»»

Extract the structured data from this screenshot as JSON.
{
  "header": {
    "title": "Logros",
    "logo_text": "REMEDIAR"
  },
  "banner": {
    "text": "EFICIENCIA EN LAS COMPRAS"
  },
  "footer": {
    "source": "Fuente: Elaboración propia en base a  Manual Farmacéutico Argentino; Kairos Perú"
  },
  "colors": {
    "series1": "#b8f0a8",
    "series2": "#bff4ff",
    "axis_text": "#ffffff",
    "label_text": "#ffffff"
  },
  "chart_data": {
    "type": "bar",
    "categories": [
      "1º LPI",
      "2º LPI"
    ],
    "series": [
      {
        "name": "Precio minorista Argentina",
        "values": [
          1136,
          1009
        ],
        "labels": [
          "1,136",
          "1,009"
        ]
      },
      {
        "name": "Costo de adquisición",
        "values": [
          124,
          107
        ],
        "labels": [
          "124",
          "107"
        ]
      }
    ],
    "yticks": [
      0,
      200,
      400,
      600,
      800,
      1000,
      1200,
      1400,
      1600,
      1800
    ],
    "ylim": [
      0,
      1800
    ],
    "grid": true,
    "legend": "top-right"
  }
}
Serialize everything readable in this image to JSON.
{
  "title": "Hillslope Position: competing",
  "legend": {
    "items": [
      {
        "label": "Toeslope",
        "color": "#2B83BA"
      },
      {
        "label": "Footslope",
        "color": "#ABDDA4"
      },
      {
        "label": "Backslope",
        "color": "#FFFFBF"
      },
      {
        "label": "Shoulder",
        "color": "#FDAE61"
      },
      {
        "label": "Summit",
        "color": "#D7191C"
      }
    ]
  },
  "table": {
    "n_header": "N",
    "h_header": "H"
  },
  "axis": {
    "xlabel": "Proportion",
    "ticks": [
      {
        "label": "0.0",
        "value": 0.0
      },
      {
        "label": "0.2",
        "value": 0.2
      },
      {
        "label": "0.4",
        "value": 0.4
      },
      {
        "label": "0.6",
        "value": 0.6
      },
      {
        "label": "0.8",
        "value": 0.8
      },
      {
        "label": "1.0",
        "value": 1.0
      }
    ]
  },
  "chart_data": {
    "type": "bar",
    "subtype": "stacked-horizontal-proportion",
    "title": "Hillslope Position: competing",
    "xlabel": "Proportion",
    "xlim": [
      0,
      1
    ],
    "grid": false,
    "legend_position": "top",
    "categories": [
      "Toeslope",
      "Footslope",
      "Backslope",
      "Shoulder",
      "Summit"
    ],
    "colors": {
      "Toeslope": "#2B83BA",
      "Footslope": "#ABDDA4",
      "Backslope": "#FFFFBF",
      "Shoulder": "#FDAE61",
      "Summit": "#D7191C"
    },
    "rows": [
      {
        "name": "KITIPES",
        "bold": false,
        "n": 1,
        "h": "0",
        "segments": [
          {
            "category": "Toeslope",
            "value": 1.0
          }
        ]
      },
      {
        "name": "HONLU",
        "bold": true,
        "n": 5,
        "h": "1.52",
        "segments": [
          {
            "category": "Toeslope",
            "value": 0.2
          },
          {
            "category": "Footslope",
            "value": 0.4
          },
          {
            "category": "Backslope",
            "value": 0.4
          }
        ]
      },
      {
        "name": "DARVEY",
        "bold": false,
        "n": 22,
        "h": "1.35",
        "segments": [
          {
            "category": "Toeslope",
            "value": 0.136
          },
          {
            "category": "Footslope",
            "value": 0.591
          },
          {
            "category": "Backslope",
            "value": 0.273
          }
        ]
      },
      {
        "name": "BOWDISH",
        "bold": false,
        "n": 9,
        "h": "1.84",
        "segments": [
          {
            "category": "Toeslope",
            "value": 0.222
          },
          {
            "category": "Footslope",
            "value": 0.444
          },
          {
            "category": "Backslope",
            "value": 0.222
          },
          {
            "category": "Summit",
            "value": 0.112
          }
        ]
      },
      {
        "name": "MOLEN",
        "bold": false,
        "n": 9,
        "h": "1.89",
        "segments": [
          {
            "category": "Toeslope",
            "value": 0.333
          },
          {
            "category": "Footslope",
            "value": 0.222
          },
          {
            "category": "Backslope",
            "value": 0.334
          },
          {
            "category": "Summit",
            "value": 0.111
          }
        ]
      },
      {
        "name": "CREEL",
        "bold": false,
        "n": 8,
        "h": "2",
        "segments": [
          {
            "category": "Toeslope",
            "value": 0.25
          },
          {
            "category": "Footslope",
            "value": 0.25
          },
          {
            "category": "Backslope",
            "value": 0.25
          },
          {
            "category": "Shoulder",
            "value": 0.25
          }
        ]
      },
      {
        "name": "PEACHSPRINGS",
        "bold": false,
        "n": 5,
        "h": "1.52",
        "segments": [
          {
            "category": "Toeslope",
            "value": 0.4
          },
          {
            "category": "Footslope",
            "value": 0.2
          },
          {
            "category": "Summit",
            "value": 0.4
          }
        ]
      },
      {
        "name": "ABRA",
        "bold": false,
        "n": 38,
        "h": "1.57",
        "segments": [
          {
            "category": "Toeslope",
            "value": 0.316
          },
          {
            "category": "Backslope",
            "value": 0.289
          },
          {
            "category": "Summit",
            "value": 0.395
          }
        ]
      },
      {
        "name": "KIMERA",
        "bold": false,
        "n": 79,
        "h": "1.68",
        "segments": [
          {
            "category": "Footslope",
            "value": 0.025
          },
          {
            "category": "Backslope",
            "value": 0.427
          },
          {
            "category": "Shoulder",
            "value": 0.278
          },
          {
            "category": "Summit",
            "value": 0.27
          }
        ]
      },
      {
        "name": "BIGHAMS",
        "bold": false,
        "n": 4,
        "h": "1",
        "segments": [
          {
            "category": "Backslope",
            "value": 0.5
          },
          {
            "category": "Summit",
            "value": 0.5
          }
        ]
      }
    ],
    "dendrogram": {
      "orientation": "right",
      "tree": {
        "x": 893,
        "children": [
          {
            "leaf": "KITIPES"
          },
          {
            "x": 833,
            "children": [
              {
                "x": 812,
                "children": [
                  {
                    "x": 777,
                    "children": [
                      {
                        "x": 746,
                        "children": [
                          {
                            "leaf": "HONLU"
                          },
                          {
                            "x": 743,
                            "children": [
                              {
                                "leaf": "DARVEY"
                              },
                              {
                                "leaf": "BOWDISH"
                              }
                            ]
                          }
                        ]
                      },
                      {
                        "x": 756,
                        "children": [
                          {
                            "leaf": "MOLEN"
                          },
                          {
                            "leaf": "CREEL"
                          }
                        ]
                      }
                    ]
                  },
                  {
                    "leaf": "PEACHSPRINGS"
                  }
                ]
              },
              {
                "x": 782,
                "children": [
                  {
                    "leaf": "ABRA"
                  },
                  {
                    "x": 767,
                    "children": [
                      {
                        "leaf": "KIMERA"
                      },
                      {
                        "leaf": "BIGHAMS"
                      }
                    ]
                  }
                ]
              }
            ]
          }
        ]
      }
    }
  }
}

««

The task: Only lines with the word "leaf" are wanted, so copy each one from the records.

Response to the task:
            "leaf": "KITIPES"
                            "leaf": "HONLU"
                                "leaf": "DARVEY"
                                "leaf": "BOWDISH"
                            "leaf": "MOLEN"
                            "leaf": "CREEL"
                    "leaf": "PEACHSPRINGS"
                    "leaf": "ABRA"
                        "leaf": "KIMERA"
                        "leaf": "BIGHAMS"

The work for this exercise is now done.